Ebenezer Nketsiah Mensah

Ebenezer Nketsiah Mensah is a multidisciplinary artist who recently earned an MFA in Studio Arts from the University of Florida. He previously earned his BFA in Painting and Sculpture from Kwame Nkrumah University of Science and Technology in 2018. Mensah’s works serve as a powerful narrative exploring complex themes such as labor, identity, memory, sustainability, migration, and materiality through installations, paintings, sculptures, drawings, photo documentaries, and performance. Mensah reflects on his personal experiences as a gold miner and construction worker in Tarkwa, Ghana. Through his art, he highlights critical issues related to these practices, examines the lives of those involved, and considers their impact on communities in Ghana and the U.S., where these activities occur, as well as the associated geopolitics of labor. His work has been exhibited in numerous shows both nationally and internationally, including the Bradbury Art Museum, Gary R. Libby University Gallery, Cotton Club Museum, and 4Most Gallery. He has received several awards and fellowships, including the Windgate Fellowship in 2024, the Grinter Fellowship (which was upgraded to 12 months of funding), the Dean’s Award- First Runner-Up in 2025 at the University of Florida Juried Exhibition, and a recent publication in African Arts by MIT Press. His expanding career continues to make a significant impact on contemporary art. 

Lucía Morales

Lucía Morales (b. 1986) in Lima, Perú and lives and works in Miami, Florida. Morales received a Master of Fine Art Degree from Florida International University [2025]. Morales uses textiles, paintings, video and installation to create figurative works that speak to her migratory experience and the transformative moments of her past. Morales’ intention is to make community visible by taking up and creating spaces to be shared. Selected solo exhibitions include “Kaypi, Chaypi, Wakpi” (2024), Miami Beach Visual Art Gallery-FIU, Miami Beach, Florida and “MOAD Artist in Residence Reception” (2025), MDC Kendall Campus Gallery, Kendall, Florida. Selected group exhibitions include “Between Form and Being- 2025 MFA Exhibition” (2025), Frost Art Museum, Miami, Florida, “We Are the Places We Left Behind” (2023), Miami Beach Visual Art Gallery, Miami Beach, Florida, and “Threads & Veins” (2022), Laundromat Art Space, Little Haiti, Florida. Morales is an Oolite Arts Resident Artist (2026), received a Locust Projects WaveMaker Grant (2025), an Associate Artist Residency with Bakehouse Art Complex (2025), MOAD (Museum of Art and Design MDC) Artist Residency at MDC Kendall (2025), an Oolite Arts Home + Away Residency at Mass MoCA (2025), and a Community Recognition from the City of North Miami Beach for entrepreneurial and creative service (2023).

**What you need to do:**
**1)** According to the artist biographies, from which university did Ebenezer Nketsiah Mensah earn his BFA, and in what year?
**2)** Write the next part of the artist biographies, picking up after their final sentence.
The listing that follows is not needed for this work.

**Records:**
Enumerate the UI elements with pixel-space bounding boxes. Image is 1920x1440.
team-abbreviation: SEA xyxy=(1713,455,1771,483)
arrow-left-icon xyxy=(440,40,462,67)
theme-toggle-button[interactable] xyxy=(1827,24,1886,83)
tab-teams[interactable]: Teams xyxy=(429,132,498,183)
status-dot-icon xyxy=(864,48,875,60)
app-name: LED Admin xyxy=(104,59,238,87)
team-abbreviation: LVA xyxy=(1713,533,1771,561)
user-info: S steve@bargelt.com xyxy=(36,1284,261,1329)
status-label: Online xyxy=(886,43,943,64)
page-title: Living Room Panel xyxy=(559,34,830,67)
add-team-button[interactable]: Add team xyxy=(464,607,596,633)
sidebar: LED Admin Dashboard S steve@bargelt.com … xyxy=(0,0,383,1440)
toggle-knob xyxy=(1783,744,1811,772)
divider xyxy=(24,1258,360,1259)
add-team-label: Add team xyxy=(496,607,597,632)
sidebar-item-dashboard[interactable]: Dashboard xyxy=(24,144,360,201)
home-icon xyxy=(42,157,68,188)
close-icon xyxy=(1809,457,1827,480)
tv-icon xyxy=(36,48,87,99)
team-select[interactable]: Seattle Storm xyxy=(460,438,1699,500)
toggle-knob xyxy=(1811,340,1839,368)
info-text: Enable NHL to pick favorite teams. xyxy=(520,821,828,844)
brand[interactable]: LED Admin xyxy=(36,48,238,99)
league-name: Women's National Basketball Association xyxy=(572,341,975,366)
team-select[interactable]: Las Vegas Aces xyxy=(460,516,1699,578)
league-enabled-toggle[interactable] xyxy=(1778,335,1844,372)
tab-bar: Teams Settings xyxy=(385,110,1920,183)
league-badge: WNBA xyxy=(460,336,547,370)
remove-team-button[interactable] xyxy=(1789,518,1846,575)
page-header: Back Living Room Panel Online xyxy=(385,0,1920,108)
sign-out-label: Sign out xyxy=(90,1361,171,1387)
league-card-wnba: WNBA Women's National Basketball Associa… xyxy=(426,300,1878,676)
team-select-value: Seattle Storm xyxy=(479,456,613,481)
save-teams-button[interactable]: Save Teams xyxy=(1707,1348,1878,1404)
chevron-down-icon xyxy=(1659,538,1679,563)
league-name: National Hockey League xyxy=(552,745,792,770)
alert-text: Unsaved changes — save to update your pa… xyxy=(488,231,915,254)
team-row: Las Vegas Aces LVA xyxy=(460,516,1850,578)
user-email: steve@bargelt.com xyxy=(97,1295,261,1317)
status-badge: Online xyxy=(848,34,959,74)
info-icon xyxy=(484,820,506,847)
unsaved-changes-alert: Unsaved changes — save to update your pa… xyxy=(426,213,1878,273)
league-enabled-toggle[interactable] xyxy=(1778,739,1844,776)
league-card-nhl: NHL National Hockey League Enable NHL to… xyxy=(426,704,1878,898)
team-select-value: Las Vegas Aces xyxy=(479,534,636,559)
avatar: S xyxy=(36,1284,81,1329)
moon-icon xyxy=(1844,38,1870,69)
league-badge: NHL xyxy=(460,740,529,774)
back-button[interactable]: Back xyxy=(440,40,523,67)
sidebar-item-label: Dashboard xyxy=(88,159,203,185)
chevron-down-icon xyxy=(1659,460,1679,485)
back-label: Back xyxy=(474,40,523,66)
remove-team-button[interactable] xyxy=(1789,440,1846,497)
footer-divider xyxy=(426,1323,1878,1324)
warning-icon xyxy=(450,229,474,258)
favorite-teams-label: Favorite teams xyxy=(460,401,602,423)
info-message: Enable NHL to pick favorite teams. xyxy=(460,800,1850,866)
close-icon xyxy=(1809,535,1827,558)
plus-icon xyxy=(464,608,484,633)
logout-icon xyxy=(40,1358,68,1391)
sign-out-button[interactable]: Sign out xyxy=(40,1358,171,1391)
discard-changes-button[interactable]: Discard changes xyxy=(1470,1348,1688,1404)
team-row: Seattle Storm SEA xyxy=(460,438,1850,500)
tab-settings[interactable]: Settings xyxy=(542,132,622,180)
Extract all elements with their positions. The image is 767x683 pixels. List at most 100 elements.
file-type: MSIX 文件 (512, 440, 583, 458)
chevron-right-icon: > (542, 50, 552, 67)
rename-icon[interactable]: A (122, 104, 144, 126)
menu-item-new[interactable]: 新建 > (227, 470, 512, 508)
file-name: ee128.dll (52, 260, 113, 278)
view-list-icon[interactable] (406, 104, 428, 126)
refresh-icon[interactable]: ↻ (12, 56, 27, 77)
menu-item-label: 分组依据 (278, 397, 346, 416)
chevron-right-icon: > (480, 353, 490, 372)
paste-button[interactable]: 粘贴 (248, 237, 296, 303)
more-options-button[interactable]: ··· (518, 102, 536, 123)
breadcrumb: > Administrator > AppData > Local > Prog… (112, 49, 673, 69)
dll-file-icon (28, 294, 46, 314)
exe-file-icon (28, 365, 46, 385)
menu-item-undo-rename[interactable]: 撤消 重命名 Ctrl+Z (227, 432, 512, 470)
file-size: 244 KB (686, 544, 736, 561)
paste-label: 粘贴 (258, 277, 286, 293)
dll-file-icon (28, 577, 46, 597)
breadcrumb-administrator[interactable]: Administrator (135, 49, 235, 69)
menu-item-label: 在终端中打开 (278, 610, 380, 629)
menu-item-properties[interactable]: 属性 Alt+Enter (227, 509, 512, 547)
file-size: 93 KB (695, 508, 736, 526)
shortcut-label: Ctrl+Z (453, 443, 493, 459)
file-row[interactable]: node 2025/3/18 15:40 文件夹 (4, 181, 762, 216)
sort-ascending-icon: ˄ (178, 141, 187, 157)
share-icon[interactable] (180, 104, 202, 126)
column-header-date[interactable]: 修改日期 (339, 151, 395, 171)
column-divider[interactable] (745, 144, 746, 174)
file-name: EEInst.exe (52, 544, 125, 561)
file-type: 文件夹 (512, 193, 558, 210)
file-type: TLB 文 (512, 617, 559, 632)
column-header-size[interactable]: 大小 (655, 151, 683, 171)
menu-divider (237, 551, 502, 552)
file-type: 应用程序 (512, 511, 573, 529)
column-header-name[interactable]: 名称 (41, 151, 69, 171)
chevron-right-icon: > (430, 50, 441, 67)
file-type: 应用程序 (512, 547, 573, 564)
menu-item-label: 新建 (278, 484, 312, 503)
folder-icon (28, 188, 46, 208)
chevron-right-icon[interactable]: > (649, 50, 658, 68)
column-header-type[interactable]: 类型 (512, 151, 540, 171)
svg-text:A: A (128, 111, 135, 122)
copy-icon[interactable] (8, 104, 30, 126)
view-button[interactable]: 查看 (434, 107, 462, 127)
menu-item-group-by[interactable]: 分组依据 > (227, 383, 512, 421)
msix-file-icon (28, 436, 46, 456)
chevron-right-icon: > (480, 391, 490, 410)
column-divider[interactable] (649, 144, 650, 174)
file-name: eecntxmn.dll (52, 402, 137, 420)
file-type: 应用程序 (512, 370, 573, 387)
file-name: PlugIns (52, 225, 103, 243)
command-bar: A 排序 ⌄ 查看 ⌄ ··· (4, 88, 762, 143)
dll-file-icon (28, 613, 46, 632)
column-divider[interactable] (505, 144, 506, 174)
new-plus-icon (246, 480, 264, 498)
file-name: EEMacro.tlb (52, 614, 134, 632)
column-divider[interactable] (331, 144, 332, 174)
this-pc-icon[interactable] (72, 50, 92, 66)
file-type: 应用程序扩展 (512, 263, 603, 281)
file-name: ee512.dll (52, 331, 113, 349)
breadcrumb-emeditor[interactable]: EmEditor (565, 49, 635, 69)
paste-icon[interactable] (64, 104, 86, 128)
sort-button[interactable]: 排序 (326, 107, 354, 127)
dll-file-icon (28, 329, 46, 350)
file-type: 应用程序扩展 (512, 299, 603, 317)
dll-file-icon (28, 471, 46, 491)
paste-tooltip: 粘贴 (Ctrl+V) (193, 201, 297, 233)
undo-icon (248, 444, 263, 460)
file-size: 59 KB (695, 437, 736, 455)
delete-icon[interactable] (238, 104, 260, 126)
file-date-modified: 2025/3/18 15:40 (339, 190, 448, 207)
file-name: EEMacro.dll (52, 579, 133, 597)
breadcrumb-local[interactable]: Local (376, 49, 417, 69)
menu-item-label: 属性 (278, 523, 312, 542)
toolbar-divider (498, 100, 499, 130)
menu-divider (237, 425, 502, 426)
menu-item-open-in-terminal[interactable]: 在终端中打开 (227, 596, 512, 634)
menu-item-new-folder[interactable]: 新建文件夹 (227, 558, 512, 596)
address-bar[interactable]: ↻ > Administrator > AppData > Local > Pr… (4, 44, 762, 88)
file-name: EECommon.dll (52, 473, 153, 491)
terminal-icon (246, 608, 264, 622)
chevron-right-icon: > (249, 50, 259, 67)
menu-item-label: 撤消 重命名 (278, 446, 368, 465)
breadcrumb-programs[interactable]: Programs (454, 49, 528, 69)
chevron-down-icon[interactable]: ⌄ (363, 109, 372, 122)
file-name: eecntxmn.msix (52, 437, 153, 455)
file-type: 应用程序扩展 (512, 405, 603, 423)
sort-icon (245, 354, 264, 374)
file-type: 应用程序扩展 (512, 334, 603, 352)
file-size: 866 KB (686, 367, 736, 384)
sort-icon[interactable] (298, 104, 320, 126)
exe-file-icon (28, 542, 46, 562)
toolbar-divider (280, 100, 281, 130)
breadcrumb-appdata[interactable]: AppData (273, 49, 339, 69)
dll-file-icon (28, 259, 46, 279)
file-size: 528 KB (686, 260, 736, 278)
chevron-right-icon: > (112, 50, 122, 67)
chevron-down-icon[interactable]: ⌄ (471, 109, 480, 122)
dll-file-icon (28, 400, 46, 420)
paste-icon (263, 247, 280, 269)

**Replies:**
**1)** Kwame Nkrumah University of Science and Technology, in 2018.

**2)**
Shayla Marshall

Shayla Marshall (b. 1999, Miami, FL) is a contemporary mixed-media artist now based in between Miami and London, whose work uses world-building techniques to imagine new histories and futures, ones not prewritten for her. Raised in Miami’s culturally rich and predominantly Black neighborhoods, her upbringing informs a celebration of identity and place. At 18 she moved to California, where living outside the familiarity of home exposed her to the broader complexities of being Black in environments not always safe or affirming. Now a full-time artist, Marshall holds her MA in Contemporary Art Practice from the Royal College of Art, the world’s leading university for art & design according to the latest rankings. Her practice pulls disparate moments in time into layered, immersive worlds where storytelling is the foundation, inviting viewers to dwell in the flamboyance and depth of narratives often overlooked. Her work has been shown in institutions such as the Saatchi Gallery (London) and Greenspace Miami (2025). She has completed multiple residencies including at the Bakehouse Art Complex in Miami, and is a recipient of the Miami‑Dade County Artist Grant.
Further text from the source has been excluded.